** JOB **
Transcribe the listing word for word.

** SOURCE DATA **
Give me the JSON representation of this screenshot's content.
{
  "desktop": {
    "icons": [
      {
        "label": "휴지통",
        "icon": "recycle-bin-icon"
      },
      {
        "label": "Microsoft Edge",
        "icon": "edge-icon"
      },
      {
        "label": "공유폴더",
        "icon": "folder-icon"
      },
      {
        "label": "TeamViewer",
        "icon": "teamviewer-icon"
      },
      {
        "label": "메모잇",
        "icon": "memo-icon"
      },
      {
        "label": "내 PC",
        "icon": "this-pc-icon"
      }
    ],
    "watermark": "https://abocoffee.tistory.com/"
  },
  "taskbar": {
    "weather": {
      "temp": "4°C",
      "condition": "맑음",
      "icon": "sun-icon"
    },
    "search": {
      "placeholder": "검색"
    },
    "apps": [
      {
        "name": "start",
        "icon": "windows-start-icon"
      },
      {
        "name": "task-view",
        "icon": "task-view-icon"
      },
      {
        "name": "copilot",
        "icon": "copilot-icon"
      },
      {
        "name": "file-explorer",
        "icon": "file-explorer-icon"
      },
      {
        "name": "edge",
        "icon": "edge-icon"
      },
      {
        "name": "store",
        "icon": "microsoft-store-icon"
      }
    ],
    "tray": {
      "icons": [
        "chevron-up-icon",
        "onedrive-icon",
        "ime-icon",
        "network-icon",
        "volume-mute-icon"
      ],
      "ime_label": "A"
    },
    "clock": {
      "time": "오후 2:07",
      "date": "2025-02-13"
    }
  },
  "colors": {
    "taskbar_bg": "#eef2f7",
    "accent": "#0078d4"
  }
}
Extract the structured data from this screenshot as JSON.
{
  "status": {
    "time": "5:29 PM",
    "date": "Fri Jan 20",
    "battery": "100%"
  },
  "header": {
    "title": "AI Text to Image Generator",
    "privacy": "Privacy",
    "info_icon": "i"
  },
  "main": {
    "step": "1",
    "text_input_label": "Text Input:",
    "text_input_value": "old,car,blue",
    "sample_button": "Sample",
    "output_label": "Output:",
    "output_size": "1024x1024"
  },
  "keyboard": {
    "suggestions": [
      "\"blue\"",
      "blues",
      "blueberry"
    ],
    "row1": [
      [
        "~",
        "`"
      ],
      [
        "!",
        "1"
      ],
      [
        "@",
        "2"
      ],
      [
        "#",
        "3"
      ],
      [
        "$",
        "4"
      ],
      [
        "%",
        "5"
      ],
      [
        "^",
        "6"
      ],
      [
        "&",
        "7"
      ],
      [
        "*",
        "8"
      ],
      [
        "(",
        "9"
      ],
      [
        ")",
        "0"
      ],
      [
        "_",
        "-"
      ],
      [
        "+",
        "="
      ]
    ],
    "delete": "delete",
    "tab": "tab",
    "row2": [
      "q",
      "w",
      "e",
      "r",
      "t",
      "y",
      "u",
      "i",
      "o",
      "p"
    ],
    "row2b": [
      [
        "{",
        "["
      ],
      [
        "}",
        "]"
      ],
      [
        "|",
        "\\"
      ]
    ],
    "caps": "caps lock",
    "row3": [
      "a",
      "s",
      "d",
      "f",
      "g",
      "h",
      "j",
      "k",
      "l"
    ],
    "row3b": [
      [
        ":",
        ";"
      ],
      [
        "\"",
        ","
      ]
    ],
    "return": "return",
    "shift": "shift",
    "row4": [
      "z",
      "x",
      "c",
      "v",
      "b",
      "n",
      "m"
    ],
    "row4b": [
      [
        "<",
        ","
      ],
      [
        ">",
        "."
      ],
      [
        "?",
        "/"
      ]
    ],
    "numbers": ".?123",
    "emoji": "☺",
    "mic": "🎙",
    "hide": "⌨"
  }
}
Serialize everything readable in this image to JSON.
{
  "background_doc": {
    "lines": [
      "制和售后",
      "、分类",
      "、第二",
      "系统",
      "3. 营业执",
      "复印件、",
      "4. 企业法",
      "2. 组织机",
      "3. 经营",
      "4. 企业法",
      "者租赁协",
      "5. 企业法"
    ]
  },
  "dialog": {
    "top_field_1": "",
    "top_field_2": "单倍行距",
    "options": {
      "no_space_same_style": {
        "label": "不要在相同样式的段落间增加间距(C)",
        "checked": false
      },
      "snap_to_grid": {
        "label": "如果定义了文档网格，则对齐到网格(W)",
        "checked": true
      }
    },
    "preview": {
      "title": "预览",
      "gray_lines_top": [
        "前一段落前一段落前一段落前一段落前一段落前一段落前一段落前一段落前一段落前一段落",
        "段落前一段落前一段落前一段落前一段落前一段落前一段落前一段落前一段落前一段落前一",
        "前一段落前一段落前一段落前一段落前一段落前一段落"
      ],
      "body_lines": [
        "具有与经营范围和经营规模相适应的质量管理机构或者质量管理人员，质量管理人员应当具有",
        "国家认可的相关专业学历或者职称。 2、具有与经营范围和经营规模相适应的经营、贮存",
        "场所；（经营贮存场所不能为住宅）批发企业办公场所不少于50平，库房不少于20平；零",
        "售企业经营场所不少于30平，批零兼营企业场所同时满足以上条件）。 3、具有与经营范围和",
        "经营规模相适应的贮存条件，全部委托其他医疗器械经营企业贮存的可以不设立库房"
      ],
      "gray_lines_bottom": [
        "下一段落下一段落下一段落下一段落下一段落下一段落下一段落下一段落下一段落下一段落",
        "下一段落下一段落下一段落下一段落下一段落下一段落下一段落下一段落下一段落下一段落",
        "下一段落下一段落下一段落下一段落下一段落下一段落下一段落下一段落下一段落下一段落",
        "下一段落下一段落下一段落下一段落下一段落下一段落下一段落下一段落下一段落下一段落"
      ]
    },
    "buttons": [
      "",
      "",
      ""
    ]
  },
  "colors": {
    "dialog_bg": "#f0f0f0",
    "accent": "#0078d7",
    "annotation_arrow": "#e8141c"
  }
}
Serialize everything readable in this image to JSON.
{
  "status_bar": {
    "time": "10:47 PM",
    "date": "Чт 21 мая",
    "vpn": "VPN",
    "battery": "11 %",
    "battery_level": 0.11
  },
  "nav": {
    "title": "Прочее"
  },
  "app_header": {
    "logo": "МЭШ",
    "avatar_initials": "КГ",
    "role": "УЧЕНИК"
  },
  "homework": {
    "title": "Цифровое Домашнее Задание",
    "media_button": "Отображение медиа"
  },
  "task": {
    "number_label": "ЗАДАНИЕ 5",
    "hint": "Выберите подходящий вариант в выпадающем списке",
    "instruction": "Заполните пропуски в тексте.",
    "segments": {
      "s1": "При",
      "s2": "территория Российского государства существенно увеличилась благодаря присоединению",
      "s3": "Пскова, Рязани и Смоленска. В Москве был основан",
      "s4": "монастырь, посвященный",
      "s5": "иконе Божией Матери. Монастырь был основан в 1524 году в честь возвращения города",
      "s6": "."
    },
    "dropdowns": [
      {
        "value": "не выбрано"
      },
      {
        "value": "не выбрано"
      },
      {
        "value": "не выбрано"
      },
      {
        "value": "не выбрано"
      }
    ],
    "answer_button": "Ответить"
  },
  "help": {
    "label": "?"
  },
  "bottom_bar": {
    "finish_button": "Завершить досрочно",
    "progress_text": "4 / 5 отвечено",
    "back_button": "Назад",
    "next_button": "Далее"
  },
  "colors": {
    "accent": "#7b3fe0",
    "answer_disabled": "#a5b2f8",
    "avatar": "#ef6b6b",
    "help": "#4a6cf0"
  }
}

** CORRECT OUTPUT **
Give me the JSON representation of this screenshot's content.
{
  "desktop": {
    "icons": [
      {
        "label": "휴지통",
        "icon": "recycle-bin-icon"
      },
      {
        "label": "Microsoft Edge",
        "icon": "edge-icon"
      },
      {
        "label": "공유폴더",
        "icon": "folder-icon"
      },
      {
        "label": "TeamViewer",
        "icon": "teamviewer-icon"
      },
      {
        "label": "메모잇",
        "icon": "memo-icon"
      },
      {
        "label": "내 PC",
        "icon": "this-pc-icon"
      }
    ],
    "watermark": "https://abocoffee.tistory.com/"
  },
  "taskbar": {
    "weather": {
      "temp": "4°C",
      "condition": "맑음",
      "icon": "sun-icon"
    },
    "search": {
      "placeholder": "검색"
    },
    "apps": [
      {
        "name": "start",
        "icon": "windows-start-icon"
      },
      {
        "name": "task-view",
        "icon": "task-view-icon"
      },
      {
        "name": "copilot",
        "icon": "copilot-icon"
      },
      {
        "name": "file-explorer",
        "icon": "file-explorer-icon"
      },
      {
        "name": "edge",
        "icon": "edge-icon"
      },
      {
        "name": "store",
        "icon": "microsoft-store-icon"
      }
    ],
    "tray": {
      "icons": [
        "chevron-up-icon",
        "onedrive-icon",
        "ime-icon",
        "network-icon",
        "volume-mute-icon"
      ],
      "ime_label": "A"
    },
    "clock": {
      "time": "오후 2:07",
      "date": "2025-02-13"
    }
  },
  "colors": {
    "taskbar_bg": "#eef2f7",
    "accent": "#0078d4"
  }
}
Extract the structured data from this screenshot as JSON.
{
  "status": {
    "time": "5:29 PM",
    "date": "Fri Jan 20",
    "battery": "100%"
  },
  "header": {
    "title": "AI Text to Image Generator",
    "privacy": "Privacy",
    "info_icon": "i"
  },
  "main": {
    "step": "1",
    "text_input_label": "Text Input:",
    "text_input_value": "old,car,blue",
    "sample_button": "Sample",
    "output_label": "Output:",
    "output_size": "1024x1024"
  },
  "keyboard": {
    "suggestions": [
      "\"blue\"",
      "blues",
      "blueberry"
    ],
    "row1": [
      [
        "~",
        "`"
      ],
      [
        "!",
        "1"
      ],
      [
        "@",
        "2"
      ],
      [
        "#",
        "3"
      ],
      [
        "$",
        "4"
      ],
      [
        "%",
        "5"
      ],
      [
        "^",
        "6"
      ],
      [
        "&",
        "7"
      ],
      [
        "*",
        "8"
      ],
      [
        "(",
        "9"
      ],
      [
        ")",
        "0"
      ],
      [
        "_",
        "-"
      ],
      [
        "+",
        "="
      ]
    ],
    "delete": "delete",
    "tab": "tab",
    "row2": [
      "q",
      "w",
      "e",
      "r",
      "t",
      "y",
      "u",
      "i",
      "o",
      "p"
    ],
    "row2b": [
      [
        "{",
        "["
      ],
      [
        "}",
        "]"
      ],
      [
        "|",
        "\\"
      ]
    ],
    "caps": "caps lock",
    "row3": [
      "a",
      "s",
      "d",
      "f",
      "g",
      "h",
      "j",
      "k",
      "l"
    ],
    "row3b": [
      [
        ":",
        ";"
      ],
      [
        "\"",
        ","
      ]
    ],
    "return": "return",
    "shift": "shift",
    "row4": [
      "z",
      "x",
      "c",
      "v",
      "b",
      "n",
      "m"
    ],
    "row4b": [
      [
        "<",
        ","
      ],
      [
        ">",
        "."
      ],
      [
        "?",
        "/"
      ]
    ],
    "numbers": ".?123",
    "emoji": "☺",
    "mic": "🎙",
    "hide": "⌨"
  }
}
Serialize everything readable in this image to JSON.
{
  "background_doc": {
    "lines": [
      "制和售后",
      "、分类",
      "、第二",
      "系统",
      "3. 营业执",
      "复印件、",
      "4. 企业法",
      "2. 组织机",
      "3. 经营",
      "4. 企业法",
      "者租赁协",
      "5. 企业法"
    ]
  },
  "dialog": {
    "top_field_1": "",
    "top_field_2": "单倍行距",
    "options": {
      "no_space_same_style": {
        "label": "不要在相同样式的段落间增加间距(C)",
        "checked": false
      },
      "snap_to_grid": {
        "label": "如果定义了文档网格，则对齐到网格(W)",
        "checked": true
      }
    },
    "preview": {
      "title": "预览",
      "gray_lines_top": [
        "前一段落前一段落前一段落前一段落前一段落前一段落前一段落前一段落前一段落前一段落",
        "段落前一段落前一段落前一段落前一段落前一段落前一段落前一段落前一段落前一段落前一",
        "前一段落前一段落前一段落前一段落前一段落前一段落"
      ],
      "body_lines": [
        "具有与经营范围和经营规模相适应的质量管理机构或者质量管理人员，质量管理人员应当具有",
        "国家认可的相关专业学历或者职称。 2、具有与经营范围和经营规模相适应的经营、贮存",
        "场所；（经营贮存场所不能为住宅）批发企业办公场所不少于50平，库房不少于20平；零",
        "售企业经营场所不少于30平，批零兼营企业场所同时满足以上条件）。 3、具有与经营范围和",
        "经营规模相适应的贮存条件，全部委托其他医疗器械经营企业贮存的可以不设立库房"
      ],
      "gray_lines_bottom": [
        "下一段落下一段落下一段落下一段落下一段落下一段落下一段落下一段落下一段落下一段落",
        "下一段落下一段落下一段落下一段落下一段落下一段落下一段落下一段落下一段落下一段落",
        "下一段落下一段落下一段落下一段落下一段落下一段落下一段落下一段落下一段落下一段落",
        "下一段落下一段落下一段落下一段落下一段落下一段落下一段落下一段落下一段落下一段落"
      ]
    },
    "buttons": [
      "",
      "",
      ""
    ]
  },
  "colors": {
    "dialog_bg": "#f0f0f0",
    "accent": "#0078d7",
    "annotation_arrow": "#e8141c"
  }
}
Serialize everything readable in this image to JSON.
{
  "status_bar": {
    "time": "10:47 PM",
    "date": "Чт 21 мая",
    "vpn": "VPN",
    "battery": "11 %",
    "battery_level": 0.11
  },
  "nav": {
    "title": "Прочее"
  },
  "app_header": {
    "logo": "МЭШ",
    "avatar_initials": "КГ",
    "role": "УЧЕНИК"
  },
  "homework": {
    "title": "Цифровое Домашнее Задание",
    "media_button": "Отображение медиа"
  },
  "task": {
    "number_label": "ЗАДАНИЕ 5",
    "hint": "Выберите подходящий вариант в выпадающем списке",
    "instruction": "Заполните пропуски в тексте.",
    "segments": {
      "s1": "При",
      "s2": "территория Российского государства существенно увеличилась благодаря присоединению",
      "s3": "Пскова, Рязани и Смоленска. В Москве был основан",
      "s4": "монастырь, посвященный",
      "s5": "иконе Божией Матери. Монастырь был основан в 1524 году в честь возвращения города",
      "s6": "."
    },
    "dropdowns": [
      {
        "value": "не выбрано"
      },
      {
        "value": "не выбрано"
      },
      {
        "value": "не выбрано"
      },
      {
        "value": "не выбрано"
      }
    ],
    "answer_button": "Ответить"
  },
  "help": {
    "label": "?"
  },
  "bottom_bar": {
    "finish_button": "Завершить досрочно",
    "progress_text": "4 / 5 отвечено",
    "back_button": "Назад",
    "next_button": "Далее"
  },
  "colors": {
    "accent": "#7b3fe0",
    "answer_disabled": "#a5b2f8",
    "avatar": "#ef6b6b",
    "help": "#4a6cf0"
  }
}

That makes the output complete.